• [SET TASK]:
Copy out each of the following lines word for word, in the order given.

• [TASK INPUT]:
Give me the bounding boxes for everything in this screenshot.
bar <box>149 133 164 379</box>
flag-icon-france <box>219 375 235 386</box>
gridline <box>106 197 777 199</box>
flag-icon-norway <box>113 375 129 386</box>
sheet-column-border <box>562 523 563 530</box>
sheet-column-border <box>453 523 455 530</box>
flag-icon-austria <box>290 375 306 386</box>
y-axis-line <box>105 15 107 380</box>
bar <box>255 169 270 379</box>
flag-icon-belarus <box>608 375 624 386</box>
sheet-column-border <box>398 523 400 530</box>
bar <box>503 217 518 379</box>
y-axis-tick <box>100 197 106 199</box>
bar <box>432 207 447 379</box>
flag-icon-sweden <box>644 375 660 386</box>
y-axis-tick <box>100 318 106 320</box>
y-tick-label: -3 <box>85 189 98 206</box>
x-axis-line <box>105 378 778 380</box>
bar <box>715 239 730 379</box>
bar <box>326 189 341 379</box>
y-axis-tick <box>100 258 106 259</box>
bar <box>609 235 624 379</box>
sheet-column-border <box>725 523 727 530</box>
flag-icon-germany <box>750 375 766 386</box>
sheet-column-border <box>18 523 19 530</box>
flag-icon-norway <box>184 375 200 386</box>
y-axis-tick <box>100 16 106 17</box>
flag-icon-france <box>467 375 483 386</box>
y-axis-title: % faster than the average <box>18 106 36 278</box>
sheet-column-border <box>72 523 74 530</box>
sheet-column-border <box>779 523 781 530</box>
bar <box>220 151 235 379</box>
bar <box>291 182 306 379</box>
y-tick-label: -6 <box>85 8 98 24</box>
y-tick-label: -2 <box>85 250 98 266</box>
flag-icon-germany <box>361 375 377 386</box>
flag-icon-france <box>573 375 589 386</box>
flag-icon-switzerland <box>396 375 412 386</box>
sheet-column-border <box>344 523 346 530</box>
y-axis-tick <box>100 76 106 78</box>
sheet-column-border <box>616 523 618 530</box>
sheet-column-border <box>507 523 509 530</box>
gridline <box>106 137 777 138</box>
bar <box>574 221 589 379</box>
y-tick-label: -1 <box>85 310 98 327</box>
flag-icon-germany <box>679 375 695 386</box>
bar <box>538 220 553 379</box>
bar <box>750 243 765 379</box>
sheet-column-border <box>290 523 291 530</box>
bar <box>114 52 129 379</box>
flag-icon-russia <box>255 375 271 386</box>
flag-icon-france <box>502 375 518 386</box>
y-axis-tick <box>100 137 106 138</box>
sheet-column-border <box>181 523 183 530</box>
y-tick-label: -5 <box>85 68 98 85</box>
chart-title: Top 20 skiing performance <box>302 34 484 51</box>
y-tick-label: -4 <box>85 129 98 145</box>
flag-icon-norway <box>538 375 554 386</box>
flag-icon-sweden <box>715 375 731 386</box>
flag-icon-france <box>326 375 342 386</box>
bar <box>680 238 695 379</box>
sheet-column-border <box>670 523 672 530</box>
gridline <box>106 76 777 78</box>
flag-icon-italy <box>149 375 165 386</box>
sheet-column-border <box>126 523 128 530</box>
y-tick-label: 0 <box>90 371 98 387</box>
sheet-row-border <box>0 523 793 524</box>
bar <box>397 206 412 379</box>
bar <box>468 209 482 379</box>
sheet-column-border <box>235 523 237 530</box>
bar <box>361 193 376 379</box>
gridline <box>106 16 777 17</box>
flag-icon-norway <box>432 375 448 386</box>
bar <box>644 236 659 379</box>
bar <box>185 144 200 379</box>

• [SOLVED EXERCISE]:
Give me the bounding boxes for everything in this screenshot.
bar <box>149 133 164 379</box>
flag-icon-france <box>219 375 235 386</box>
gridline <box>106 197 777 199</box>
flag-icon-norway <box>113 375 129 386</box>
sheet-column-border <box>562 523 563 530</box>
sheet-column-border <box>453 523 455 530</box>
flag-icon-austria <box>290 375 306 386</box>
y-axis-line <box>105 15 107 380</box>
bar <box>255 169 270 379</box>
flag-icon-belarus <box>608 375 624 386</box>
sheet-column-border <box>398 523 400 530</box>
bar <box>503 217 518 379</box>
y-axis-tick <box>100 197 106 199</box>
bar <box>432 207 447 379</box>
flag-icon-sweden <box>644 375 660 386</box>
y-axis-tick <box>100 318 106 320</box>
y-tick-label: -3 <box>85 189 98 206</box>
x-axis-line <box>105 378 778 380</box>
bar <box>715 239 730 379</box>
bar <box>326 189 341 379</box>
y-axis-tick <box>100 258 106 259</box>
bar <box>609 235 624 379</box>
sheet-column-border <box>725 523 727 530</box>
flag-icon-germany <box>750 375 766 386</box>
sheet-column-border <box>18 523 19 530</box>
flag-icon-norway <box>184 375 200 386</box>
y-axis-tick <box>100 16 106 17</box>
flag-icon-france <box>467 375 483 386</box>
y-axis-title: % faster than the average <box>18 106 36 278</box>
sheet-column-border <box>72 523 74 530</box>
sheet-column-border <box>779 523 781 530</box>
bar <box>220 151 235 379</box>
bar <box>291 182 306 379</box>
y-tick-label: -6 <box>85 8 98 24</box>
y-tick-label: -2 <box>85 250 98 266</box>
flag-icon-germany <box>361 375 377 386</box>
flag-icon-france <box>573 375 589 386</box>
flag-icon-switzerland <box>396 375 412 386</box>
sheet-column-border <box>344 523 346 530</box>
y-axis-tick <box>100 76 106 78</box>
sheet-column-border <box>616 523 618 530</box>
sheet-column-border <box>507 523 509 530</box>
gridline <box>106 137 777 138</box>
bar <box>574 221 589 379</box>
y-tick-label: -1 <box>85 310 98 327</box>
flag-icon-germany <box>679 375 695 386</box>
bar <box>538 220 553 379</box>
bar <box>750 243 765 379</box>
sheet-column-border <box>290 523 291 530</box>
bar <box>114 52 129 379</box>
flag-icon-russia <box>255 375 271 386</box>
flag-icon-france <box>502 375 518 386</box>
y-axis-tick <box>100 137 106 138</box>
sheet-column-border <box>181 523 183 530</box>
y-tick-label: -5 <box>85 68 98 85</box>
chart-title: Top 20 skiing performance <box>302 34 484 51</box>
y-tick-label: -4 <box>85 129 98 145</box>
flag-icon-norway <box>538 375 554 386</box>
flag-icon-sweden <box>715 375 731 386</box>
flag-icon-france <box>326 375 342 386</box>
bar <box>680 238 695 379</box>
sheet-column-border <box>670 523 672 530</box>
gridline <box>106 76 777 78</box>
flag-icon-italy <box>149 375 165 386</box>
sheet-column-border <box>126 523 128 530</box>
y-tick-label: 0 <box>90 371 98 387</box>
sheet-row-border <box>0 523 793 524</box>
bar <box>397 206 412 379</box>
bar <box>468 209 482 379</box>
sheet-column-border <box>235 523 237 530</box>
bar <box>361 193 376 379</box>
gridline <box>106 16 777 17</box>
flag-icon-norway <box>432 375 448 386</box>
bar <box>644 236 659 379</box>
bar <box>185 144 200 379</box>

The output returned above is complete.